[STATED EXERCISE] Locate each line below that includes "station" and reproduce it.

[DATA ROWS]

----------------------------------------

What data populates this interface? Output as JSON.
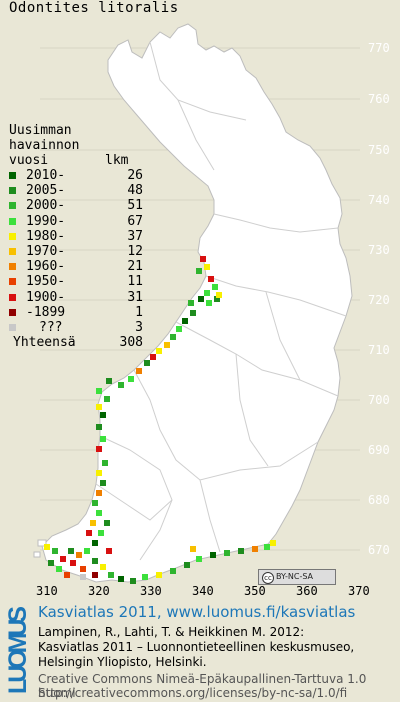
{
  "species": "Odontites litoralis",
  "legend": {
    "header_lines": [
      "Uusimman",
      "havainnon"
    ],
    "header_year": "vuosi",
    "header_count": "lkm",
    "rows": [
      {
        "label": "2010-",
        "count": "26",
        "color": "#006400"
      },
      {
        "label": "2005-",
        "count": "48",
        "color": "#1e8c1e"
      },
      {
        "label": "2000-",
        "count": "51",
        "color": "#2fb42f"
      },
      {
        "label": "1990-",
        "count": "67",
        "color": "#3ce03c"
      },
      {
        "label": "1980-",
        "count": "37",
        "color": "#f8f000"
      },
      {
        "label": "1970-",
        "count": "12",
        "color": "#f8c000"
      },
      {
        "label": "1960-",
        "count": "21",
        "color": "#f08000"
      },
      {
        "label": "1950-",
        "count": "11",
        "color": "#e84000"
      },
      {
        "label": "1900-",
        "count": "31",
        "color": "#d81010"
      },
      {
        "label": "-1899",
        "count": "1",
        "color": "#900000"
      },
      {
        "label": "???",
        "count": "3",
        "color": "#c8c8c8"
      }
    ],
    "total_label": "Yhteensä",
    "total_count": "308"
  },
  "y_ticks": [
    "770",
    "760",
    "750",
    "740",
    "730",
    "720",
    "710",
    "700",
    "690",
    "680",
    "670"
  ],
  "x_ticks": [
    "310",
    "320",
    "330",
    "340",
    "350",
    "360",
    "370"
  ],
  "license_badge": "BY-NC-SA",
  "footer": {
    "logo_text": "LUOMUS",
    "title": "Kasviatlas 2011, www.luomus.fi/kasviatlas",
    "lines": [
      "Lampinen, R., Lahti, T. & Heikkinen M. 2012:",
      "Kasviatlas 2011 – Luonnontieteellinen keskusmuseo,",
      "Helsingin Yliopisto, Helsinki."
    ],
    "cc_lines": [
      "Creative Commons Nimeä-Epäkaupallinen-Tarttuva 1.0 Suomi",
      "http://creativecommons.org/licenses/by-nc-sa/1.0/fi"
    ]
  },
  "colors": {
    "background": "#e9e7d6",
    "finland": "#ffffff",
    "boundaries": "#cfcfcf",
    "luomus_blue": "#1d77b8"
  }
}
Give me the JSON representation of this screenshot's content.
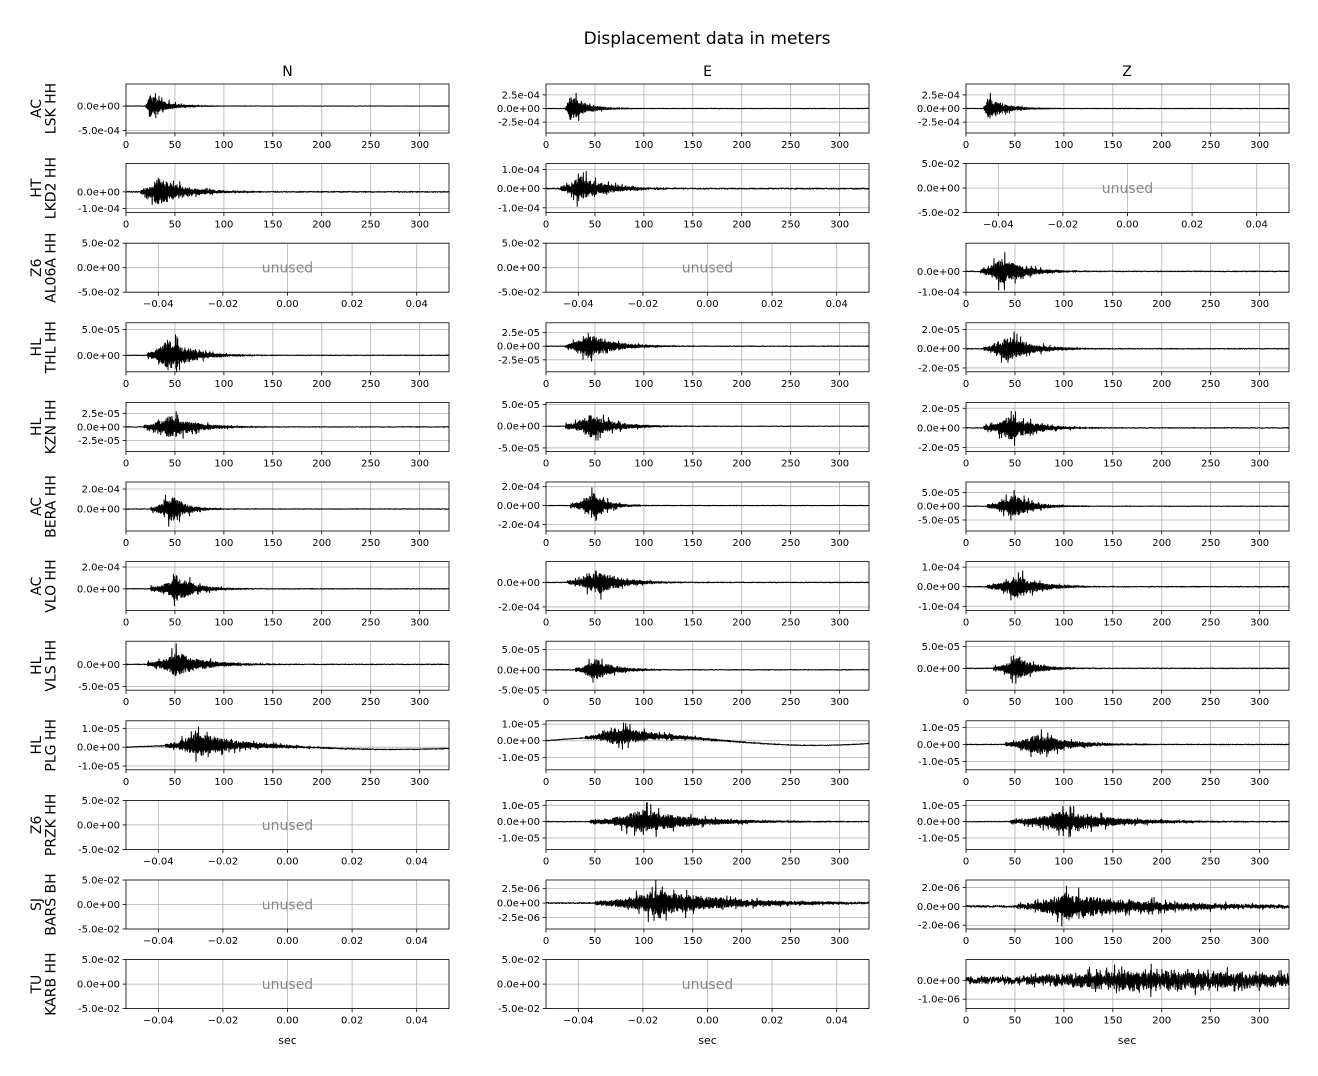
{
  "chart_data": {
    "type": "line",
    "title": "Displacement data in meters",
    "columns": [
      "N",
      "E",
      "Z"
    ],
    "xlabel": "sec",
    "unused_label": "unused",
    "trace_xlim": [
      0,
      330
    ],
    "trace_xticks": [
      0,
      50,
      100,
      150,
      200,
      250,
      300
    ],
    "unused_xlim": [
      -0.05,
      0.05
    ],
    "unused_xticks": [
      "−0.04",
      "−0.02",
      "0.00",
      "0.02",
      "0.04"
    ],
    "unused_yticks": [
      "5.0e-02",
      "0.0e+00",
      "-5.0e-02"
    ],
    "grid": true,
    "line_color": "#000000",
    "unused_text_color": "#888888",
    "rows": [
      {
        "network": "AC",
        "station": "LSK HH",
        "panels": [
          {
            "component": "N",
            "used": true,
            "ylim": [
              -0.00055,
              0.00045
            ],
            "yticks": [
              {
                "v": 0,
                "label": "0.0e+00"
              },
              {
                "v": -0.0005,
                "label": "-5.0e-04"
              }
            ],
            "onset": 20,
            "peak": 24,
            "amp": 0.00042,
            "decay": 16,
            "noise": 4e-06
          },
          {
            "component": "E",
            "used": true,
            "ylim": [
              -0.00045,
              0.00045
            ],
            "yticks": [
              {
                "v": 0.00025,
                "label": "2.5e-04"
              },
              {
                "v": 0,
                "label": "0.0e+00"
              },
              {
                "v": -0.00025,
                "label": "-2.5e-04"
              }
            ],
            "onset": 20,
            "peak": 25,
            "amp": 0.00042,
            "decay": 16,
            "noise": 4e-06
          },
          {
            "component": "Z",
            "used": true,
            "ylim": [
              -0.00045,
              0.00045
            ],
            "yticks": [
              {
                "v": 0.00025,
                "label": "2.5e-04"
              },
              {
                "v": 0,
                "label": "0.0e+00"
              },
              {
                "v": -0.00025,
                "label": "-2.5e-04"
              }
            ],
            "onset": 18,
            "peak": 22,
            "amp": 0.00042,
            "decay": 16,
            "noise": 4e-06
          }
        ]
      },
      {
        "network": "HT",
        "station": "LKD2 HH",
        "panels": [
          {
            "component": "N",
            "used": true,
            "ylim": [
              -0.000125,
              0.00017
            ],
            "yticks": [
              {
                "v": 0,
                "label": "0.0e+00"
              },
              {
                "v": -0.0001,
                "label": "-1.0e-04"
              }
            ],
            "onset": 15,
            "peak": 33,
            "amp": 0.00016,
            "decay": 26,
            "noise": 3e-06
          },
          {
            "component": "E",
            "used": true,
            "ylim": [
              -0.000125,
              0.00013
            ],
            "yticks": [
              {
                "v": 0.0001,
                "label": "1.0e-04"
              },
              {
                "v": 0,
                "label": "0.0e+00"
              },
              {
                "v": -0.0001,
                "label": "-1.0e-04"
              }
            ],
            "onset": 15,
            "peak": 33,
            "amp": 0.00012,
            "decay": 26,
            "noise": 3e-06
          },
          {
            "component": "Z",
            "used": false
          }
        ]
      },
      {
        "network": "Z6",
        "station": "AL06A HH",
        "panels": [
          {
            "component": "N",
            "used": false
          },
          {
            "component": "E",
            "used": false
          },
          {
            "component": "Z",
            "used": true,
            "ylim": [
              -0.0001,
              0.000135
            ],
            "yticks": [
              {
                "v": 0,
                "label": "0.0e+00"
              },
              {
                "v": -0.0001,
                "label": "-1.0e-04"
              }
            ],
            "onset": 15,
            "peak": 36,
            "amp": 0.00012,
            "decay": 22,
            "noise": 2e-06
          }
        ]
      },
      {
        "network": "HL",
        "station": "THL HH",
        "panels": [
          {
            "component": "N",
            "used": true,
            "ylim": [
              -3.2e-05,
              6.3e-05
            ],
            "yticks": [
              {
                "v": 5e-05,
                "label": "5.0e-05"
              },
              {
                "v": 0,
                "label": "0.0e+00"
              }
            ],
            "onset": 22,
            "peak": 43,
            "amp": 6e-05,
            "decay": 22,
            "noise": 6e-07
          },
          {
            "component": "E",
            "used": true,
            "ylim": [
              -4.7e-05,
              4.3e-05
            ],
            "yticks": [
              {
                "v": 2.5e-05,
                "label": "2.5e-05"
              },
              {
                "v": 0,
                "label": "0.0e+00"
              },
              {
                "v": -2.5e-05,
                "label": "-2.5e-05"
              }
            ],
            "onset": 20,
            "peak": 42,
            "amp": 4.5e-05,
            "decay": 24,
            "noise": 6e-07
          },
          {
            "component": "Z",
            "used": true,
            "ylim": [
              -2.4e-05,
              2.7e-05
            ],
            "yticks": [
              {
                "v": 2e-05,
                "label": "2.0e-05"
              },
              {
                "v": 0,
                "label": "0.0e+00"
              },
              {
                "v": -2e-05,
                "label": "-2.0e-05"
              }
            ],
            "onset": 18,
            "peak": 42,
            "amp": 2.4e-05,
            "decay": 24,
            "noise": 4e-07
          }
        ]
      },
      {
        "network": "HL",
        "station": "KZN HH",
        "panels": [
          {
            "component": "N",
            "used": true,
            "ylim": [
              -4.5e-05,
              4.5e-05
            ],
            "yticks": [
              {
                "v": 2.5e-05,
                "label": "2.5e-05"
              },
              {
                "v": 0,
                "label": "0.0e+00"
              },
              {
                "v": -2.5e-05,
                "label": "-2.5e-05"
              }
            ],
            "onset": 18,
            "peak": 45,
            "amp": 4e-05,
            "decay": 24,
            "noise": 6e-07
          },
          {
            "component": "E",
            "used": true,
            "ylim": [
              -5.8e-05,
              5.5e-05
            ],
            "yticks": [
              {
                "v": 5e-05,
                "label": "5.0e-05"
              },
              {
                "v": 0,
                "label": "0.0e+00"
              },
              {
                "v": -5e-05,
                "label": "-5.0e-05"
              }
            ],
            "onset": 20,
            "peak": 45,
            "amp": 5e-05,
            "decay": 24,
            "noise": 6e-07
          },
          {
            "component": "Z",
            "used": true,
            "ylim": [
              -2.4e-05,
              2.6e-05
            ],
            "yticks": [
              {
                "v": 2e-05,
                "label": "2.0e-05"
              },
              {
                "v": 0,
                "label": "0.0e+00"
              },
              {
                "v": -2e-05,
                "label": "-2.0e-05"
              }
            ],
            "onset": 18,
            "peak": 45,
            "amp": 2.4e-05,
            "decay": 24,
            "noise": 4e-07
          }
        ]
      },
      {
        "network": "AC",
        "station": "BERA HH",
        "panels": [
          {
            "component": "N",
            "used": true,
            "ylim": [
              -0.00022,
              0.00027
            ],
            "yticks": [
              {
                "v": 0.0002,
                "label": "2.0e-04"
              },
              {
                "v": 0,
                "label": "0.0e+00"
              }
            ],
            "onset": 25,
            "peak": 47,
            "amp": 0.00025,
            "decay": 14,
            "noise": 3e-06
          },
          {
            "component": "E",
            "used": true,
            "ylim": [
              -0.00027,
              0.00025
            ],
            "yticks": [
              {
                "v": 0.0002,
                "label": "2.0e-04"
              },
              {
                "v": 0,
                "label": "0.0e+00"
              },
              {
                "v": -0.0002,
                "label": "-2.0e-04"
              }
            ],
            "onset": 25,
            "peak": 48,
            "amp": 0.00025,
            "decay": 14,
            "noise": 3e-06
          },
          {
            "component": "Z",
            "used": true,
            "ylim": [
              -9e-05,
              8.8e-05
            ],
            "yticks": [
              {
                "v": 5e-05,
                "label": "5.0e-05"
              },
              {
                "v": 0,
                "label": "0.0e+00"
              },
              {
                "v": -5e-05,
                "label": "-5.0e-05"
              }
            ],
            "onset": 22,
            "peak": 48,
            "amp": 8e-05,
            "decay": 18,
            "noise": 1e-06
          }
        ]
      },
      {
        "network": "AC",
        "station": "VLO HH",
        "panels": [
          {
            "component": "N",
            "used": true,
            "ylim": [
              -0.0002,
              0.00025
            ],
            "yticks": [
              {
                "v": 0.0002,
                "label": "2.0e-04"
              },
              {
                "v": 0,
                "label": "0.0e+00"
              }
            ],
            "onset": 25,
            "peak": 52,
            "amp": 0.00022,
            "decay": 18,
            "noise": 3e-06
          },
          {
            "component": "E",
            "used": true,
            "ylim": [
              -0.00023,
              0.00017
            ],
            "yticks": [
              {
                "v": 0,
                "label": "0.0e+00"
              },
              {
                "v": -0.0002,
                "label": "-2.0e-04"
              }
            ],
            "onset": 22,
            "peak": 52,
            "amp": 0.00018,
            "decay": 24,
            "noise": 3e-06
          },
          {
            "component": "Z",
            "used": true,
            "ylim": [
              -0.000122,
              0.000128
            ],
            "yticks": [
              {
                "v": 0.0001,
                "label": "1.0e-04"
              },
              {
                "v": 0,
                "label": "0.0e+00"
              },
              {
                "v": -0.0001,
                "label": "-1.0e-04"
              }
            ],
            "onset": 22,
            "peak": 52,
            "amp": 0.00011,
            "decay": 22,
            "noise": 2e-06
          }
        ]
      },
      {
        "network": "HL",
        "station": "VLS HH",
        "panels": [
          {
            "component": "N",
            "used": true,
            "ylim": [
              -5.8e-05,
              5.2e-05
            ],
            "yticks": [
              {
                "v": 0,
                "label": "0.0e+00"
              },
              {
                "v": -5e-05,
                "label": "-5.0e-05"
              }
            ],
            "onset": 22,
            "peak": 52,
            "amp": 5e-05,
            "decay": 26,
            "noise": 8e-07
          },
          {
            "component": "E",
            "used": true,
            "ylim": [
              -5e-05,
              7e-05
            ],
            "yticks": [
              {
                "v": 5e-05,
                "label": "5.0e-05"
              },
              {
                "v": 0,
                "label": "0.0e+00"
              },
              {
                "v": -5e-05,
                "label": "-5.0e-05"
              }
            ],
            "onset": 30,
            "peak": 50,
            "amp": 5e-05,
            "decay": 18,
            "noise": 8e-07
          },
          {
            "component": "Z",
            "used": true,
            "ylim": [
              -5e-05,
              6.2e-05
            ],
            "yticks": [
              {
                "v": 5e-05,
                "label": "5.0e-05"
              },
              {
                "v": 0,
                "label": "0.0e+00"
              }
            ],
            "onset": 28,
            "peak": 52,
            "amp": 5e-05,
            "decay": 18,
            "noise": 8e-07
          }
        ]
      },
      {
        "network": "HL",
        "station": "PLG HH",
        "panels": [
          {
            "component": "N",
            "used": true,
            "ylim": [
              -1.2e-05,
              1.4e-05
            ],
            "yticks": [
              {
                "v": 1e-05,
                "label": "1.0e-05"
              },
              {
                "v": 0,
                "label": "0.0e+00"
              },
              {
                "v": -1e-05,
                "label": "-1.0e-05"
              }
            ],
            "onset": 40,
            "peak": 72,
            "amp": 1.2e-05,
            "decay": 40,
            "noise": 2e-07,
            "drift": 1.2e-06
          },
          {
            "component": "E",
            "used": true,
            "ylim": [
              -1.75e-05,
              1.2e-05
            ],
            "yticks": [
              {
                "v": 1e-05,
                "label": "1.0e-05"
              },
              {
                "v": 0,
                "label": "0.0e+00"
              },
              {
                "v": -1e-05,
                "label": "-1.0e-05"
              }
            ],
            "onset": 40,
            "peak": 72,
            "amp": 1e-05,
            "decay": 40,
            "noise": 2e-07,
            "drift": 2.8e-06
          },
          {
            "component": "Z",
            "used": true,
            "ylim": [
              -1.5e-05,
              1.4e-05
            ],
            "yticks": [
              {
                "v": 1e-05,
                "label": "1.0e-05"
              },
              {
                "v": 0,
                "label": "0.0e+00"
              },
              {
                "v": -1e-05,
                "label": "-1.0e-05"
              }
            ],
            "onset": 40,
            "peak": 72,
            "amp": 1.2e-05,
            "decay": 30,
            "noise": 2e-07
          }
        ]
      },
      {
        "network": "Z6",
        "station": "PRZK HH",
        "panels": [
          {
            "component": "N",
            "used": false
          },
          {
            "component": "E",
            "used": true,
            "ylim": [
              -1.7e-05,
              1.3e-05
            ],
            "yticks": [
              {
                "v": 1e-05,
                "label": "1.0e-05"
              },
              {
                "v": 0,
                "label": "0.0e+00"
              },
              {
                "v": -1e-05,
                "label": "-1.0e-05"
              }
            ],
            "onset": 45,
            "peak": 98,
            "amp": 1.3e-05,
            "decay": 50,
            "noise": 2e-07
          },
          {
            "component": "Z",
            "used": true,
            "ylim": [
              -1.7e-05,
              1.3e-05
            ],
            "yticks": [
              {
                "v": 1e-05,
                "label": "1.0e-05"
              },
              {
                "v": 0,
                "label": "0.0e+00"
              },
              {
                "v": -1e-05,
                "label": "-1.0e-05"
              }
            ],
            "onset": 45,
            "peak": 98,
            "amp": 1.2e-05,
            "decay": 50,
            "noise": 2e-07
          }
        ]
      },
      {
        "network": "SJ",
        "station": "BARS BH",
        "panels": [
          {
            "component": "N",
            "used": false
          },
          {
            "component": "E",
            "used": true,
            "ylim": [
              -4.5e-06,
              4e-06
            ],
            "yticks": [
              {
                "v": 2.5e-06,
                "label": "2.5e-06"
              },
              {
                "v": 0,
                "label": "0.0e+00"
              },
              {
                "v": -2.5e-06,
                "label": "-2.5e-06"
              }
            ],
            "onset": 50,
            "peak": 112,
            "amp": 4e-06,
            "decay": 70,
            "noise": 1e-07
          },
          {
            "component": "Z",
            "used": true,
            "ylim": [
              -2.4e-06,
              2.8e-06
            ],
            "yticks": [
              {
                "v": 2e-06,
                "label": "2.0e-06"
              },
              {
                "v": 0,
                "label": "0.0e+00"
              },
              {
                "v": -2e-06,
                "label": "-2.0e-06"
              }
            ],
            "onset": 52,
            "peak": 100,
            "amp": 2.4e-06,
            "decay": 90,
            "noise": 1e-07
          }
        ]
      },
      {
        "network": "TU",
        "station": "KARB HH",
        "panels": [
          {
            "component": "N",
            "used": false
          },
          {
            "component": "E",
            "used": false
          },
          {
            "component": "Z",
            "used": true,
            "ylim": [
              -1.5e-06,
              1.1e-06
            ],
            "yticks": [
              {
                "v": 0,
                "label": "0.0e+00"
              },
              {
                "v": -1e-06,
                "label": "-1.0e-06"
              }
            ],
            "onset": 0,
            "peak": 165,
            "amp": 9e-07,
            "decay": 250,
            "noise": 1.5e-07
          }
        ]
      }
    ]
  }
}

----------------------------------------

[SOLUTION FOR THIS TASK]
        "station": "LSK HH",
        "station": "LKD2 HH",
        "station": "AL06A HH",
        "station": "THL HH",
        "station": "KZN HH",
        "station": "BERA HH",
        "station": "VLO HH",
        "station": "VLS HH",
        "station": "PLG HH",
        "station": "PRZK HH",
        "station": "BARS BH",
        "station": "KARB HH",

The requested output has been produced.